§ What is needed
Reproduce the rows below word for word, leaving out the pictures.

+++

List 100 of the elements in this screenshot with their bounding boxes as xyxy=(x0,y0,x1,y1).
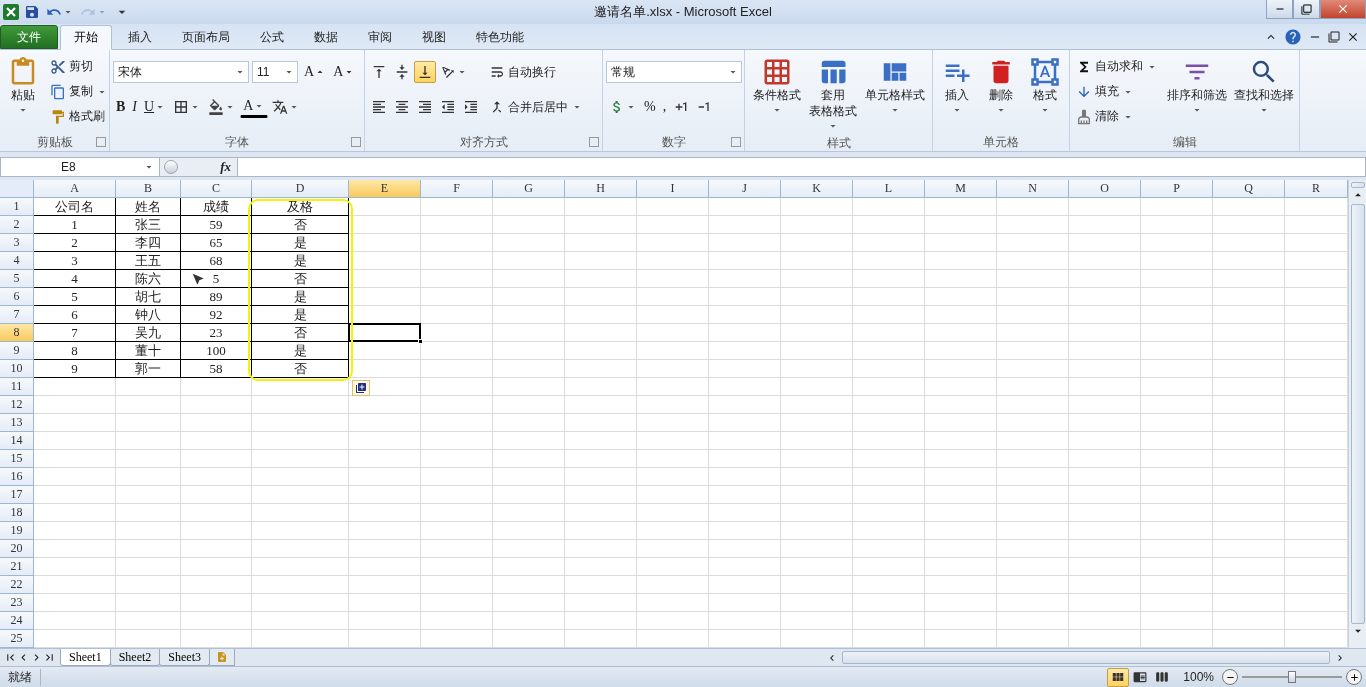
active-cell[interactable] xyxy=(348,323,421,342)
size-combo[interactable]: 11 xyxy=(252,61,298,83)
sheet-tab[interactable]: Sheet2 xyxy=(109,649,161,666)
column-header[interactable]: E xyxy=(349,180,421,198)
delete-button[interactable]: 删除 xyxy=(981,54,1021,133)
paste-options-button[interactable] xyxy=(352,380,370,396)
bold-button[interactable]: B xyxy=(113,96,129,118)
row-header[interactable]: 24 xyxy=(0,612,34,630)
row-header[interactable]: 19 xyxy=(0,522,34,540)
cut-button[interactable]: 剪切 xyxy=(47,56,96,77)
row-header[interactable]: 3 xyxy=(0,234,34,252)
column-header[interactable]: B xyxy=(116,180,181,198)
restore-icon[interactable] xyxy=(1328,30,1340,43)
column-header[interactable]: M xyxy=(925,180,997,198)
formula-input[interactable] xyxy=(238,157,1366,177)
percent-button[interactable]: % xyxy=(641,96,659,118)
column-header[interactable]: R xyxy=(1285,180,1348,198)
column-header[interactable]: O xyxy=(1069,180,1141,198)
sheet-tab[interactable]: Sheet3 xyxy=(159,649,210,666)
comma-button[interactable]: , xyxy=(659,96,670,118)
row-header[interactable]: 12 xyxy=(0,396,34,414)
column-header[interactable]: Q xyxy=(1213,180,1285,198)
help-icon[interactable] xyxy=(1284,27,1302,46)
tableformat-button[interactable]: 套用 表格格式 xyxy=(806,54,859,135)
column-header[interactable]: F xyxy=(421,180,493,198)
format-button[interactable]: 格式 xyxy=(1025,54,1065,133)
restore-button[interactable] xyxy=(1293,0,1320,19)
find-button[interactable]: 查找和选择 xyxy=(1232,54,1296,133)
row-header[interactable]: 6 xyxy=(0,288,34,306)
font-combo[interactable]: 常规 xyxy=(606,61,742,83)
minimize-button[interactable] xyxy=(1266,0,1293,19)
copy-button[interactable]: 复制 xyxy=(47,81,111,102)
column-header[interactable]: J xyxy=(709,180,781,198)
row-header[interactable]: 25 xyxy=(0,630,34,648)
column-header[interactable]: H xyxy=(565,180,637,198)
ribbon-tab[interactable]: 文件 xyxy=(0,25,58,49)
name-box[interactable]: E8 xyxy=(0,157,160,177)
zoom-out-button[interactable] xyxy=(1222,669,1238,685)
row-header[interactable]: 21 xyxy=(0,558,34,576)
zoom-in-button[interactable] xyxy=(1346,669,1362,685)
row-header[interactable]: 2 xyxy=(0,216,34,234)
ribbon-tab[interactable]: 审阅 xyxy=(354,25,406,49)
insert-button[interactable]: 插入 xyxy=(937,54,977,133)
vertical-scrollbar[interactable] xyxy=(1348,180,1366,648)
row-header[interactable]: 5 xyxy=(0,270,34,288)
row-header[interactable]: 9 xyxy=(0,342,34,360)
row-header[interactable]: 13 xyxy=(0,414,34,432)
row-header[interactable]: 11 xyxy=(0,378,34,396)
grow-button[interactable]: A xyxy=(301,61,330,83)
conditional-button[interactable]: 条件格式 xyxy=(750,54,803,135)
column-header[interactable]: N xyxy=(997,180,1069,198)
ribbon-tab[interactable]: 特色功能 xyxy=(462,25,538,49)
split-handle[interactable] xyxy=(1350,182,1365,188)
row-header[interactable]: 16 xyxy=(0,468,34,486)
ribbon-tab[interactable]: 开始 xyxy=(60,25,112,50)
column-header[interactable]: K xyxy=(781,180,853,198)
italic-button[interactable]: I xyxy=(129,96,140,118)
insert-function-button[interactable]: fx xyxy=(220,159,231,175)
row-header[interactable]: 22 xyxy=(0,576,34,594)
row-header[interactable]: 7 xyxy=(0,306,34,324)
filldown-button[interactable]: 填充 xyxy=(1073,81,1137,102)
column-header[interactable]: A xyxy=(34,180,116,198)
painter-button[interactable]: 格式刷 xyxy=(47,106,108,127)
font-combo[interactable]: 宋体 xyxy=(113,61,249,83)
fontcolor-button[interactable]: A xyxy=(240,96,269,118)
fill-handle[interactable] xyxy=(418,339,423,344)
row-header[interactable]: 14 xyxy=(0,432,34,450)
row-header[interactable]: 20 xyxy=(0,540,34,558)
sheet-tab[interactable]: Sheet1 xyxy=(60,649,111,666)
clear-button[interactable]: 清除 xyxy=(1073,106,1137,127)
row-header[interactable]: 4 xyxy=(0,252,34,270)
sum-button[interactable]: 自动求和 xyxy=(1073,56,1161,77)
paste-button[interactable]: 粘贴 xyxy=(3,54,43,133)
row-header[interactable]: 15 xyxy=(0,450,34,468)
ribbon-tab[interactable]: 视图 xyxy=(408,25,460,49)
column-header[interactable]: P xyxy=(1141,180,1213,198)
column-header[interactable]: D xyxy=(252,180,349,198)
row-header[interactable]: 1 xyxy=(0,198,34,216)
column-header[interactable]: L xyxy=(853,180,925,198)
sort-button[interactable]: 排序和筛选 xyxy=(1165,54,1229,133)
ribbon-tab[interactable]: 数据 xyxy=(300,25,352,49)
ribbon-tab[interactable]: 公式 xyxy=(246,25,298,49)
wrap-button[interactable]: 自动换行 xyxy=(486,61,559,83)
column-header[interactable]: C xyxy=(181,180,252,198)
underline-button[interactable]: U xyxy=(141,96,170,118)
column-header[interactable]: I xyxy=(637,180,709,198)
row-header[interactable]: 18 xyxy=(0,504,34,522)
column-header[interactable]: G xyxy=(493,180,565,198)
ribbon-tab[interactable]: 插入 xyxy=(114,25,166,49)
cellstyle-button[interactable]: 单元格样式 xyxy=(862,54,927,135)
shrink-button[interactable]: A xyxy=(330,61,359,83)
merge-button[interactable]: 合并后居中 xyxy=(486,96,586,118)
zoom-slider-thumb[interactable] xyxy=(1288,671,1296,683)
row-header[interactable]: 23 xyxy=(0,594,34,612)
row-header[interactable]: 10 xyxy=(0,360,34,378)
bottom-button[interactable] xyxy=(414,61,436,83)
ribbon-tab[interactable]: 页面布局 xyxy=(168,25,244,49)
view-button[interactable] xyxy=(1107,667,1130,687)
row-header[interactable]: 8 xyxy=(0,324,34,342)
row-header[interactable]: 17 xyxy=(0,486,34,504)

+++

§ Finished task
List 100 of the elements in this screenshot with their bounding boxes as xyxy=(x0,y0,x1,y1).
active-cell[interactable] xyxy=(348,323,421,342)
size-combo[interactable]: 11 xyxy=(252,61,298,83)
sheet-tab[interactable]: Sheet2 xyxy=(109,649,161,666)
column-header[interactable]: E xyxy=(349,180,421,198)
delete-button[interactable]: 删除 xyxy=(981,54,1021,133)
paste-options-button[interactable] xyxy=(352,380,370,396)
bold-button[interactable]: B xyxy=(113,96,129,118)
row-header[interactable]: 24 xyxy=(0,612,34,630)
row-header[interactable]: 19 xyxy=(0,522,34,540)
cut-button[interactable]: 剪切 xyxy=(47,56,96,77)
row-header[interactable]: 3 xyxy=(0,234,34,252)
column-header[interactable]: B xyxy=(116,180,181,198)
restore-icon[interactable] xyxy=(1328,30,1340,43)
column-header[interactable]: M xyxy=(925,180,997,198)
formula-input[interactable] xyxy=(238,157,1366,177)
percent-button[interactable]: % xyxy=(641,96,659,118)
column-header[interactable]: R xyxy=(1285,180,1348,198)
column-header[interactable]: O xyxy=(1069,180,1141,198)
sheet-tab[interactable]: Sheet3 xyxy=(159,649,210,666)
comma-button[interactable]: , xyxy=(659,96,670,118)
row-header[interactable]: 12 xyxy=(0,396,34,414)
column-header[interactable]: Q xyxy=(1213,180,1285,198)
help-icon[interactable] xyxy=(1284,27,1302,46)
tableformat-button[interactable]: 套用 表格格式 xyxy=(806,54,859,135)
column-header[interactable]: F xyxy=(421,180,493,198)
format-button[interactable]: 格式 xyxy=(1025,54,1065,133)
restore-button[interactable] xyxy=(1293,0,1320,19)
find-button[interactable]: 查找和选择 xyxy=(1232,54,1296,133)
row-header[interactable]: 6 xyxy=(0,288,34,306)
font-combo[interactable]: 常规 xyxy=(606,61,742,83)
minimize-button[interactable] xyxy=(1266,0,1293,19)
copy-button[interactable]: 复制 xyxy=(47,81,111,102)
column-header[interactable]: J xyxy=(709,180,781,198)
row-header[interactable]: 25 xyxy=(0,630,34,648)
column-header[interactable]: H xyxy=(565,180,637,198)
ribbon-tab[interactable]: 文件 xyxy=(0,25,58,49)
name-box[interactable]: E8 xyxy=(0,157,160,177)
zoom-out-button[interactable] xyxy=(1222,669,1238,685)
row-header[interactable]: 21 xyxy=(0,558,34,576)
zoom-in-button[interactable] xyxy=(1346,669,1362,685)
row-header[interactable]: 2 xyxy=(0,216,34,234)
ribbon-tab[interactable]: 审阅 xyxy=(354,25,406,49)
insert-button[interactable]: 插入 xyxy=(937,54,977,133)
vertical-scrollbar[interactable] xyxy=(1348,180,1366,648)
row-header[interactable]: 5 xyxy=(0,270,34,288)
row-header[interactable]: 9 xyxy=(0,342,34,360)
row-header[interactable]: 13 xyxy=(0,414,34,432)
row-header[interactable]: 11 xyxy=(0,378,34,396)
grow-button[interactable]: A xyxy=(301,61,330,83)
conditional-button[interactable]: 条件格式 xyxy=(750,54,803,135)
column-header[interactable]: N xyxy=(997,180,1069,198)
ribbon-tab[interactable]: 特色功能 xyxy=(462,25,538,49)
split-handle[interactable] xyxy=(1350,182,1365,188)
row-header[interactable]: 16 xyxy=(0,468,34,486)
ribbon-tab[interactable]: 开始 xyxy=(60,25,112,50)
column-header[interactable]: K xyxy=(781,180,853,198)
italic-button[interactable]: I xyxy=(129,96,140,118)
insert-function-button[interactable]: fx xyxy=(220,159,231,175)
row-header[interactable]: 22 xyxy=(0,576,34,594)
row-header[interactable]: 7 xyxy=(0,306,34,324)
filldown-button[interactable]: 填充 xyxy=(1073,81,1137,102)
column-header[interactable]: A xyxy=(34,180,116,198)
painter-button[interactable]: 格式刷 xyxy=(47,106,108,127)
font-combo[interactable]: 宋体 xyxy=(113,61,249,83)
fontcolor-button[interactable]: A xyxy=(240,96,269,118)
fill-handle[interactable] xyxy=(418,339,423,344)
row-header[interactable]: 14 xyxy=(0,432,34,450)
row-header[interactable]: 20 xyxy=(0,540,34,558)
sheet-tab[interactable]: Sheet1 xyxy=(60,649,111,666)
clear-button[interactable]: 清除 xyxy=(1073,106,1137,127)
row-header[interactable]: 4 xyxy=(0,252,34,270)
sum-button[interactable]: 自动求和 xyxy=(1073,56,1161,77)
paste-button[interactable]: 粘贴 xyxy=(3,54,43,133)
row-header[interactable]: 15 xyxy=(0,450,34,468)
ribbon-tab[interactable]: 视图 xyxy=(408,25,460,49)
column-header[interactable]: P xyxy=(1141,180,1213,198)
column-header[interactable]: D xyxy=(252,180,349,198)
row-header[interactable]: 1 xyxy=(0,198,34,216)
column-header[interactable]: L xyxy=(853,180,925,198)
sort-button[interactable]: 排序和筛选 xyxy=(1165,54,1229,133)
ribbon-tab[interactable]: 数据 xyxy=(300,25,352,49)
ribbon-tab[interactable]: 公式 xyxy=(246,25,298,49)
wrap-button[interactable]: 自动换行 xyxy=(486,61,559,83)
column-header[interactable]: C xyxy=(181,180,252,198)
underline-button[interactable]: U xyxy=(141,96,170,118)
column-header[interactable]: I xyxy=(637,180,709,198)
row-header[interactable]: 18 xyxy=(0,504,34,522)
column-header[interactable]: G xyxy=(493,180,565,198)
ribbon-tab[interactable]: 插入 xyxy=(114,25,166,49)
cellstyle-button[interactable]: 单元格样式 xyxy=(862,54,927,135)
shrink-button[interactable]: A xyxy=(330,61,359,83)
merge-button[interactable]: 合并后居中 xyxy=(486,96,586,118)
zoom-slider-thumb[interactable] xyxy=(1288,671,1296,683)
row-header[interactable]: 23 xyxy=(0,594,34,612)
row-header[interactable]: 10 xyxy=(0,360,34,378)
bottom-button[interactable] xyxy=(414,61,436,83)
ribbon-tab[interactable]: 页面布局 xyxy=(168,25,244,49)
view-button[interactable] xyxy=(1107,667,1130,687)
row-header[interactable]: 8 xyxy=(0,324,34,342)
row-header[interactable]: 17 xyxy=(0,486,34,504)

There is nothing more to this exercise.